++++ Data
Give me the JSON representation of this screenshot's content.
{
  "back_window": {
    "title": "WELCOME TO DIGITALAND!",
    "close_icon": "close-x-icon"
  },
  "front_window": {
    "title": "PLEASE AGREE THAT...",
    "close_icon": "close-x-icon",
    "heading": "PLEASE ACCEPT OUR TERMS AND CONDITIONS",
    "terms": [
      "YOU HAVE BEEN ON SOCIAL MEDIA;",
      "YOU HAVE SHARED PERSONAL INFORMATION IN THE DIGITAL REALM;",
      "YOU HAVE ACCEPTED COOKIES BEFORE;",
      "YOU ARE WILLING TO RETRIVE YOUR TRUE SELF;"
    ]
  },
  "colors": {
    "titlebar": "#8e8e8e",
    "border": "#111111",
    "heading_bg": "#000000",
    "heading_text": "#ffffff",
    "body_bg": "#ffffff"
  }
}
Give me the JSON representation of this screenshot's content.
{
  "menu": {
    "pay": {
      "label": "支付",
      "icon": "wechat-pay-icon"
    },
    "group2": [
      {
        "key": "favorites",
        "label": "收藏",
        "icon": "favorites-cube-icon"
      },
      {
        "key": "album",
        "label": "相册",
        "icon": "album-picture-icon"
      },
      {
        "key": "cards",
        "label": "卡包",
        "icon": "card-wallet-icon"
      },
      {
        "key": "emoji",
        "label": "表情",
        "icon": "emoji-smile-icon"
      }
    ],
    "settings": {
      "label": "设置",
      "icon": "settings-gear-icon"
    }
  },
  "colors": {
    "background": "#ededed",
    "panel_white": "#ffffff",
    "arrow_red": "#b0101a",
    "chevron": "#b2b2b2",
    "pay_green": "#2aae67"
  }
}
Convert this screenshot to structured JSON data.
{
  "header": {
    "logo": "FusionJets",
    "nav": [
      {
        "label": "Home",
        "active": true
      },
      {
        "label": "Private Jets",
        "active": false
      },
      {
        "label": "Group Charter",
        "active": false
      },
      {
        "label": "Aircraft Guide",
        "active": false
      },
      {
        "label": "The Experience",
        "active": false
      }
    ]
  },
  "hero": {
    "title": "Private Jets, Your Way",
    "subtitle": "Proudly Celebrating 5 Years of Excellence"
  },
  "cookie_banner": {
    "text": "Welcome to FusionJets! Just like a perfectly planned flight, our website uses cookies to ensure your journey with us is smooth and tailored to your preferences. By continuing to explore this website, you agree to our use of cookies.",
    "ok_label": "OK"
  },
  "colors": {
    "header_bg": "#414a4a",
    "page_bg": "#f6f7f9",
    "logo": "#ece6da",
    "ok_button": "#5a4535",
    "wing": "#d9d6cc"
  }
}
++++++++
> [What is being asked]:
Repeat the data verbatim.

> [Correct result]:
Give me the JSON representation of this screenshot's content.
{
  "back_window": {
    "title": "WELCOME TO DIGITALAND!",
    "close_icon": "close-x-icon"
  },
  "front_window": {
    "title": "PLEASE AGREE THAT...",
    "close_icon": "close-x-icon",
    "heading": "PLEASE ACCEPT OUR TERMS AND CONDITIONS",
    "terms": [
      "YOU HAVE BEEN ON SOCIAL MEDIA;",
      "YOU HAVE SHARED PERSONAL INFORMATION IN THE DIGITAL REALM;",
      "YOU HAVE ACCEPTED COOKIES BEFORE;",
      "YOU ARE WILLING TO RETRIVE YOUR TRUE SELF;"
    ]
  },
  "colors": {
    "titlebar": "#8e8e8e",
    "border": "#111111",
    "heading_bg": "#000000",
    "heading_text": "#ffffff",
    "body_bg": "#ffffff"
  }
}
Give me the JSON representation of this screenshot's content.
{
  "menu": {
    "pay": {
      "label": "支付",
      "icon": "wechat-pay-icon"
    },
    "group2": [
      {
        "key": "favorites",
        "label": "收藏",
        "icon": "favorites-cube-icon"
      },
      {
        "key": "album",
        "label": "相册",
        "icon": "album-picture-icon"
      },
      {
        "key": "cards",
        "label": "卡包",
        "icon": "card-wallet-icon"
      },
      {
        "key": "emoji",
        "label": "表情",
        "icon": "emoji-smile-icon"
      }
    ],
    "settings": {
      "label": "设置",
      "icon": "settings-gear-icon"
    }
  },
  "colors": {
    "background": "#ededed",
    "panel_white": "#ffffff",
    "arrow_red": "#b0101a",
    "chevron": "#b2b2b2",
    "pay_green": "#2aae67"
  }
}
Convert this screenshot to structured JSON data.
{
  "header": {
    "logo": "FusionJets",
    "nav": [
      {
        "label": "Home",
        "active": true
      },
      {
        "label": "Private Jets",
        "active": false
      },
      {
        "label": "Group Charter",
        "active": false
      },
      {
        "label": "Aircraft Guide",
        "active": false
      },
      {
        "label": "The Experience",
        "active": false
      }
    ]
  },
  "hero": {
    "title": "Private Jets, Your Way",
    "subtitle": "Proudly Celebrating 5 Years of Excellence"
  },
  "cookie_banner": {
    "text": "Welcome to FusionJets! Just like a perfectly planned flight, our website uses cookies to ensure your journey with us is smooth and tailored to your preferences. By continuing to explore this website, you agree to our use of cookies.",
    "ok_label": "OK"
  },
  "colors": {
    "header_bg": "#414a4a",
    "page_bg": "#f6f7f9",
    "logo": "#ece6da",
    "ok_button": "#5a4535",
    "wing": "#d9d6cc"
  }
}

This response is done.